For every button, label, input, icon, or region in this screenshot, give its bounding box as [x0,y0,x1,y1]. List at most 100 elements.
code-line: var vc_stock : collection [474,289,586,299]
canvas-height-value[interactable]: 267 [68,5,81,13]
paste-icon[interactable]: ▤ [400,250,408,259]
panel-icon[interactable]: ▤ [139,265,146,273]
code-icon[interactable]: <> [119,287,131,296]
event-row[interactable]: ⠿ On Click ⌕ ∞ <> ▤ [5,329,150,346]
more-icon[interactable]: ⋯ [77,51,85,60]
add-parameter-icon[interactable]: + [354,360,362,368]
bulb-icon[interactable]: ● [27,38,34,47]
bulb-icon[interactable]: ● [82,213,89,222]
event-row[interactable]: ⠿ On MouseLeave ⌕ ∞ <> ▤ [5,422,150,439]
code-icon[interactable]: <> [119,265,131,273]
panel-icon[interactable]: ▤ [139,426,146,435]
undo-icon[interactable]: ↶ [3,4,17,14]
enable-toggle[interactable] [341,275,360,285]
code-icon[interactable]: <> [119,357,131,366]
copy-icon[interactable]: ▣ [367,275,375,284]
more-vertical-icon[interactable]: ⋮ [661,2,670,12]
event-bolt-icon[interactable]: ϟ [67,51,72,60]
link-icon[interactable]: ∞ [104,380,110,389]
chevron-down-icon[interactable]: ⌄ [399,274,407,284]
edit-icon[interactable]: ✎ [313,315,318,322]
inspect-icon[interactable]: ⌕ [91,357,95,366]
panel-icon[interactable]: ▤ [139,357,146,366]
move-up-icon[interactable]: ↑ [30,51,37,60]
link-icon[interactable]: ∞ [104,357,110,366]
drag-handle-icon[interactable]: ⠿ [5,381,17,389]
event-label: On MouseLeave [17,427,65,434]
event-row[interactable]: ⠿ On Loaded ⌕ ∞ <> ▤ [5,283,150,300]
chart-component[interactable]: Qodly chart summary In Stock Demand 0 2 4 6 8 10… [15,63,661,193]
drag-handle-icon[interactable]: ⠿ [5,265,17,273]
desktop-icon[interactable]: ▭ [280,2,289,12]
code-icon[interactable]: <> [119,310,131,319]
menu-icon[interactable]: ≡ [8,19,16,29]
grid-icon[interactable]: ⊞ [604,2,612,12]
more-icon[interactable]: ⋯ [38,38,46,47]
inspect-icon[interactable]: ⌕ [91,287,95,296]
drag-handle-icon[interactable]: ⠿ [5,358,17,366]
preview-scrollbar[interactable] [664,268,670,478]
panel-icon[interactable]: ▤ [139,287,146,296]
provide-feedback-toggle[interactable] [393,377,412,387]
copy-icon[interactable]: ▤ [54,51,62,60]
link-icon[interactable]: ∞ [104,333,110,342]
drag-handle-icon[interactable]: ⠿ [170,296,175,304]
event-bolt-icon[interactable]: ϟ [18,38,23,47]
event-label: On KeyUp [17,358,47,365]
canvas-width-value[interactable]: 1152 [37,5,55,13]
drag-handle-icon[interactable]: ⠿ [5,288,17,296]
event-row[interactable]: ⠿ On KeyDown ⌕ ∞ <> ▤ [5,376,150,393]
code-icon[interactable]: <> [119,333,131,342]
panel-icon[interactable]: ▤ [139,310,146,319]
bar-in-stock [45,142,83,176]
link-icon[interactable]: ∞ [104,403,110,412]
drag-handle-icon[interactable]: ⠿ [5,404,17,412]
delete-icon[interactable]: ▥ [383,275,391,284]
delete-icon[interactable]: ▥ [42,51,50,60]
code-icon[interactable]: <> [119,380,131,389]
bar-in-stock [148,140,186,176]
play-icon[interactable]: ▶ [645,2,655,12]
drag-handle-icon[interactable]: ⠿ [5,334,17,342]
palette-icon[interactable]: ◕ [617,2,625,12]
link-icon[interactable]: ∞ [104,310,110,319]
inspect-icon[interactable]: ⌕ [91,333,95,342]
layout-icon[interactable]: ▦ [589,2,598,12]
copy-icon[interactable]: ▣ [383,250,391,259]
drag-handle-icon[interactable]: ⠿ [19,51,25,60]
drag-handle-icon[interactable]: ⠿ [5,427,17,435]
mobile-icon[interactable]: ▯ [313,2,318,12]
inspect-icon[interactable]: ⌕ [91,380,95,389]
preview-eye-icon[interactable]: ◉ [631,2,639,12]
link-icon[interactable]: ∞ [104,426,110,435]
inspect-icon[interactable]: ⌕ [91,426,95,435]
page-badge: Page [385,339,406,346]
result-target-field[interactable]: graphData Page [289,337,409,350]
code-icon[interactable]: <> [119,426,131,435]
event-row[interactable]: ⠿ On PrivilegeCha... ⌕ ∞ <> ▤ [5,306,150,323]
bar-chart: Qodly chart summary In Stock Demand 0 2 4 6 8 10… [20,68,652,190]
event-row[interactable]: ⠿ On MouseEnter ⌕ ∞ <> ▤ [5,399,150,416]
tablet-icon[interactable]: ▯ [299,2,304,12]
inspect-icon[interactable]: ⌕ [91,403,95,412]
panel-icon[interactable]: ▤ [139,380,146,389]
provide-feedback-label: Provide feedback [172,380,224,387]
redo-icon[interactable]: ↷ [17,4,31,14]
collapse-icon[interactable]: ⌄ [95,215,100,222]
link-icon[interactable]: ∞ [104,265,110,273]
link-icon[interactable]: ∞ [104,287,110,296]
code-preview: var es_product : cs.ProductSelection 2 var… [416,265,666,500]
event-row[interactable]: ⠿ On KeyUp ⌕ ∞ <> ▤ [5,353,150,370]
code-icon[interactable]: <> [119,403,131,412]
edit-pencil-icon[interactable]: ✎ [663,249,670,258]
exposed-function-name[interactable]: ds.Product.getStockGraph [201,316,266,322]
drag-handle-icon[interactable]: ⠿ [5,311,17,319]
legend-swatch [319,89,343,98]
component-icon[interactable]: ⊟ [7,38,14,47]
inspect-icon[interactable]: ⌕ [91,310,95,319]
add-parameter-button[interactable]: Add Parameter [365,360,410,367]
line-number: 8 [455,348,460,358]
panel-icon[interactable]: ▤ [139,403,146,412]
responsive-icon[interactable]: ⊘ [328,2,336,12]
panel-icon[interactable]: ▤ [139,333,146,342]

+ + + + +

> _WHAT THE TASK REQUIRES_
Give the lines from the start of the records through the line containing "add-parameter-icon[interactable]: + [354,360,362,368]" as a Markdown table with the columns Row and Entry, leaving out any blank lines.

> _ANSWER TO THE TASK_
| Row | Entry |
|---|---|
| 1 | For every button, label, input, icon, or region in this screenshot, give its bounding box as [x0,y0,x1,y1]. List at most 100 elements. |
| 2 | code-line: var vc_stock : collection [474,289,586,299] |
| 3 | canvas-height-value[interactable]: 267 [68,5,81,13] |
| 4 | paste-icon[interactable]: ▤ [400,250,408,259] |
| 5 | panel-icon[interactable]: ▤ [139,265,146,273] |
| 6 | code-icon[interactable]: <> [119,287,131,296] |
| 7 | event-row[interactable]: ⠿ On Click ⌕ ∞ <> ▤ [5,329,150,346] |
| 8 | more-icon[interactable]: ⋯ [77,51,85,60] |
| 9 | add-parameter-icon[interactable]: + [354,360,362,368] |